Exercise brief: Check every line of the entries below for the word "this", and copy the ones that have it.

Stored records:
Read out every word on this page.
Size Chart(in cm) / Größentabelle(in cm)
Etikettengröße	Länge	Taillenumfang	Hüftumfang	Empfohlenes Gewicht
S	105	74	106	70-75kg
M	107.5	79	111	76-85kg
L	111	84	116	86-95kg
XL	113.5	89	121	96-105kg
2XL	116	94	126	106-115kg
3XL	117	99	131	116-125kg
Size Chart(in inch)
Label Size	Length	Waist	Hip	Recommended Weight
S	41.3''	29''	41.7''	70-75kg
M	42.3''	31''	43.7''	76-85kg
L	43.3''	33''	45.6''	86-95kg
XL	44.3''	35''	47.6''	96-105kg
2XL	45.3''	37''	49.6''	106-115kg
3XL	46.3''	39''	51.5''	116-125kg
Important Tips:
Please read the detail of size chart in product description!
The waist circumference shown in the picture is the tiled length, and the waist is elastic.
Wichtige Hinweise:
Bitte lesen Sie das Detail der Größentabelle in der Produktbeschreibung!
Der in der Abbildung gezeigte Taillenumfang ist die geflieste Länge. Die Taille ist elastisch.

...

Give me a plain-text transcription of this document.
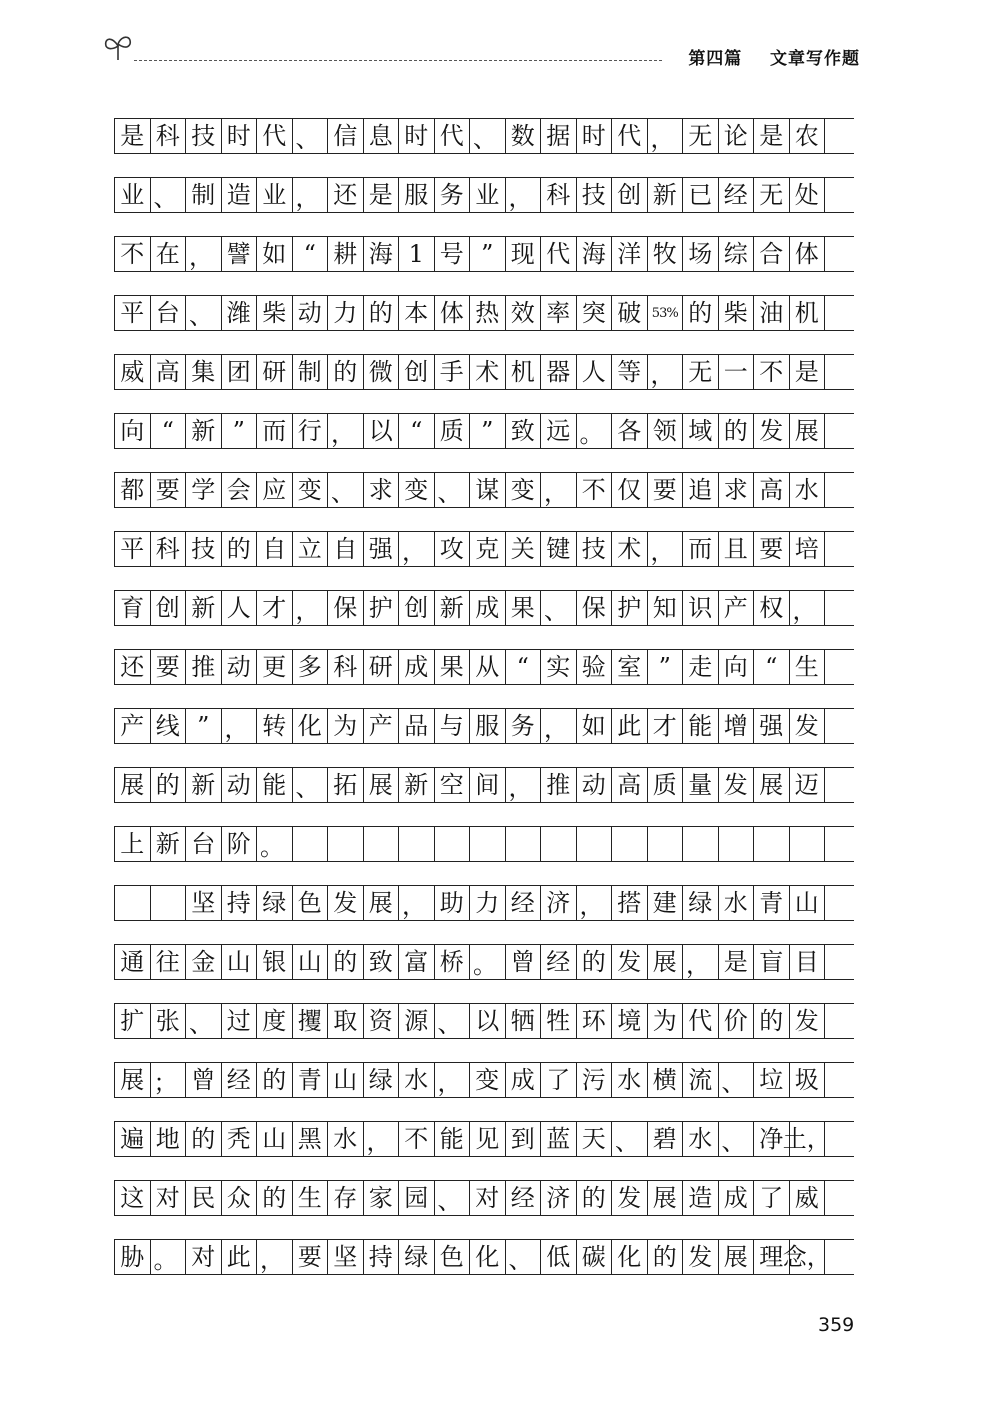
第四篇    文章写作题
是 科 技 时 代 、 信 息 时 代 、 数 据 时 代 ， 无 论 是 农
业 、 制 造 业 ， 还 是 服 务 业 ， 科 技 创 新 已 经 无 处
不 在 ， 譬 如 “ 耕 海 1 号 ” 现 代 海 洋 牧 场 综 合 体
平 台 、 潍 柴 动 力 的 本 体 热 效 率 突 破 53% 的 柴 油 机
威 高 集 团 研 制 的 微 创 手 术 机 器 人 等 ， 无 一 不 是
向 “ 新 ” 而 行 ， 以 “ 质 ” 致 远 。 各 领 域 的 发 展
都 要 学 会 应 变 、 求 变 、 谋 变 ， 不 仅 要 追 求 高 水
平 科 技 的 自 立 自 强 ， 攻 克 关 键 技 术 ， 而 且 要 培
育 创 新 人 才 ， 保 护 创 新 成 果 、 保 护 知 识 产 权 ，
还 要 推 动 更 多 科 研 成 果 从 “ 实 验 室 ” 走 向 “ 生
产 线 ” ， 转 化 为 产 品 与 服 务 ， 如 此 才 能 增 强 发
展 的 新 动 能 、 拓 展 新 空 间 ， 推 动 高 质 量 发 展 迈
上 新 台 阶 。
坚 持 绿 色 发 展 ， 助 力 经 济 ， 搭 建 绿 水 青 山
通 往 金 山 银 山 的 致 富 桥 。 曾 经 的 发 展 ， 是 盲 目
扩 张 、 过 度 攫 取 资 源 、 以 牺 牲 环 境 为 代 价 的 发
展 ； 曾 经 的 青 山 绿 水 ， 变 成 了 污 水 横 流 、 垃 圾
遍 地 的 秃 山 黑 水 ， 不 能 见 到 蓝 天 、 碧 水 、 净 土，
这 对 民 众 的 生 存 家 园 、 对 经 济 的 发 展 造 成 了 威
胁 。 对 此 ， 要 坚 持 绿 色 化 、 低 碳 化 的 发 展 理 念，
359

Full solution:
Read out every word on this page.
Give me a plain-text transcription of this document.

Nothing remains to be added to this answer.